TASK PROMPT
In the listing that follows, how many lines contain "this"? Give the number only.

EXERCISE MATERIAL
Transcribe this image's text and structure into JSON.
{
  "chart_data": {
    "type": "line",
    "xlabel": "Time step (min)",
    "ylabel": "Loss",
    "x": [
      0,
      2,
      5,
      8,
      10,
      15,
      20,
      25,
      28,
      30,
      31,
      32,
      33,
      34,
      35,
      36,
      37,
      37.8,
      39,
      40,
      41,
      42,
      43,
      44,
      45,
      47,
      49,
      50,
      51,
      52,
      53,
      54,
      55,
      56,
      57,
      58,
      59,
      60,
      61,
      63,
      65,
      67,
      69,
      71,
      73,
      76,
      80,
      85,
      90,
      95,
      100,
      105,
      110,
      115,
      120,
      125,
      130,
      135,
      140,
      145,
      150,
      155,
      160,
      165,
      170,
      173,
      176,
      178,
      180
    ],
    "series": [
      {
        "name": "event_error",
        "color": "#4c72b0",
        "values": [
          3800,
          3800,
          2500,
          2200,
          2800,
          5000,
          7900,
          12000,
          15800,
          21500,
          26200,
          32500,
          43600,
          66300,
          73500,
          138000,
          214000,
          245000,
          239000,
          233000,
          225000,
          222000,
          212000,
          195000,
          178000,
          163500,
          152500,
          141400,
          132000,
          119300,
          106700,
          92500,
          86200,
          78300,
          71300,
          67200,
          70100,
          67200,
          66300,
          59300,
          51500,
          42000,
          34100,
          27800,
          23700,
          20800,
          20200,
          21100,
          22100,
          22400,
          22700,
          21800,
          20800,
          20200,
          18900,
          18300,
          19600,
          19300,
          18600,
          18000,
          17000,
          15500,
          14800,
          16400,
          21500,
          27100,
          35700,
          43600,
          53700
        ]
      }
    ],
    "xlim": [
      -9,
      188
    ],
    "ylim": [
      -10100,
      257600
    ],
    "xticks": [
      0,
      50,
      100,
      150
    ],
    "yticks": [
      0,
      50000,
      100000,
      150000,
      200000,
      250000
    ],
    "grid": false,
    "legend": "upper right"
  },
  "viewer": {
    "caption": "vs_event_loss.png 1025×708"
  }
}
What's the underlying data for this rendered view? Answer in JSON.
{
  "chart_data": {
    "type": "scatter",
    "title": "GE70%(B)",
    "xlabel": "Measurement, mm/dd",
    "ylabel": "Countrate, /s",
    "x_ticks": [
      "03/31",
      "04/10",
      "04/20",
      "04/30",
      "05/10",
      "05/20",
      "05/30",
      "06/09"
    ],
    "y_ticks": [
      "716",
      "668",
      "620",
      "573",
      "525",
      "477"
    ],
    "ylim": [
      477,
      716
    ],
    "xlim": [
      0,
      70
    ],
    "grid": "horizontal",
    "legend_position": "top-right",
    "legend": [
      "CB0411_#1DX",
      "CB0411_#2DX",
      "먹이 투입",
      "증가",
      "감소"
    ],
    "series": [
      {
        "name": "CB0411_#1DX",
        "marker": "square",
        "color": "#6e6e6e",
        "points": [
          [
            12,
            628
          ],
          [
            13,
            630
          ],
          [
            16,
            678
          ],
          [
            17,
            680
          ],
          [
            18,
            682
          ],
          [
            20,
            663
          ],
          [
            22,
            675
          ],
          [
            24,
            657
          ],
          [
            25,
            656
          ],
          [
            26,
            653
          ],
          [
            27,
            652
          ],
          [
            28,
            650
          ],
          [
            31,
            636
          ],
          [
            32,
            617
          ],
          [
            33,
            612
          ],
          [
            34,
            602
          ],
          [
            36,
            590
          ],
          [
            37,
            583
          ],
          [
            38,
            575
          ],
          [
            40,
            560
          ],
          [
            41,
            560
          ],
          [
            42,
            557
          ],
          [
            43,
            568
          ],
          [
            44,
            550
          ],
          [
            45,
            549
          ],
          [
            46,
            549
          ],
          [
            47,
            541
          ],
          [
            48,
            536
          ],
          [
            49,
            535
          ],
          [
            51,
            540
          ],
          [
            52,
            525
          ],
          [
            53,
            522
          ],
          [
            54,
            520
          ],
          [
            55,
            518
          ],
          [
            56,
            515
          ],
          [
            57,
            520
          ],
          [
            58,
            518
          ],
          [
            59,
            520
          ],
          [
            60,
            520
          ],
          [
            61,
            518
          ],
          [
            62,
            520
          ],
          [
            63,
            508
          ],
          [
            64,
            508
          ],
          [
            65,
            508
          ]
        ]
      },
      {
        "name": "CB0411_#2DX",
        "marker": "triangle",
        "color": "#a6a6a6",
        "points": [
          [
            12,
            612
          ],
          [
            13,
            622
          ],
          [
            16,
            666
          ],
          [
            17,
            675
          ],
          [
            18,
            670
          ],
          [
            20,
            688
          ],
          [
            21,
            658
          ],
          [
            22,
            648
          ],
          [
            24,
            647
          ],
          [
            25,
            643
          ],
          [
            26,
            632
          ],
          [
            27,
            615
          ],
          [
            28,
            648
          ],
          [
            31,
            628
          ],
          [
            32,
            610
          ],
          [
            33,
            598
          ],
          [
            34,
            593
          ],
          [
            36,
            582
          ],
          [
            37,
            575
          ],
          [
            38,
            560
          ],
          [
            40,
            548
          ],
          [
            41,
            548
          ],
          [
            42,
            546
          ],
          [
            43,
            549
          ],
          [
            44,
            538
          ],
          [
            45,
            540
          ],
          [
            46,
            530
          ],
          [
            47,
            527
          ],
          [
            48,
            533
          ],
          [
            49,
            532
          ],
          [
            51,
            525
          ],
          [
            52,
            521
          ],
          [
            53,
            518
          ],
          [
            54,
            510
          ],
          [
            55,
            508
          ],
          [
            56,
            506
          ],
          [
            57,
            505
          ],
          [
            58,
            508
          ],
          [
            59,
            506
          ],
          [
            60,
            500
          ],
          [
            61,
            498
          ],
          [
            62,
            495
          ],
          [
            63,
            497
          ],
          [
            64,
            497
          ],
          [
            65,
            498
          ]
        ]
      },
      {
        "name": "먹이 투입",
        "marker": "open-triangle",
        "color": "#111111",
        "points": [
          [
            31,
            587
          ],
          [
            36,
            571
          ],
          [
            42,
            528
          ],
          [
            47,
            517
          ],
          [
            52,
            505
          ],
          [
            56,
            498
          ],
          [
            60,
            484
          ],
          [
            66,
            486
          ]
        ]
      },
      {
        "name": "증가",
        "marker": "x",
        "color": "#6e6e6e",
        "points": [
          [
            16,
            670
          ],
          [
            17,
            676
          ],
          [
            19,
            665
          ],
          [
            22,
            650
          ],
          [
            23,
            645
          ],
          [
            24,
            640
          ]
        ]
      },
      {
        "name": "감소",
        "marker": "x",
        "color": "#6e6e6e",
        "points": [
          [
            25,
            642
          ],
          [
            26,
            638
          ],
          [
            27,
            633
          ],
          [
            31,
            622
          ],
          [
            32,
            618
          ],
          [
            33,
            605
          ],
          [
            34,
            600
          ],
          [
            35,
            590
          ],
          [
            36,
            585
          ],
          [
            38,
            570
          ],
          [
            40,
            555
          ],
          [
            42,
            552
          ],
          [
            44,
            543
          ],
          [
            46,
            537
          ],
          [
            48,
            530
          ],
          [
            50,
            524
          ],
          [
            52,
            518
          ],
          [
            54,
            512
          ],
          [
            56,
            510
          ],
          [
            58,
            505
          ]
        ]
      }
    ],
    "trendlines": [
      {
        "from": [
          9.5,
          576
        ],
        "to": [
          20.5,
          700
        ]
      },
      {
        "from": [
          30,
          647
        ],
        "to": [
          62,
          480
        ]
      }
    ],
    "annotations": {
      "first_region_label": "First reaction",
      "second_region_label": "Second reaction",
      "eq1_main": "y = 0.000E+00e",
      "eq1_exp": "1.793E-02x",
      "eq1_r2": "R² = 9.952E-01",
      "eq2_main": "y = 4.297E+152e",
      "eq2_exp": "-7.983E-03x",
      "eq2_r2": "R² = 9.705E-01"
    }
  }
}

OUTPUT BELOW
2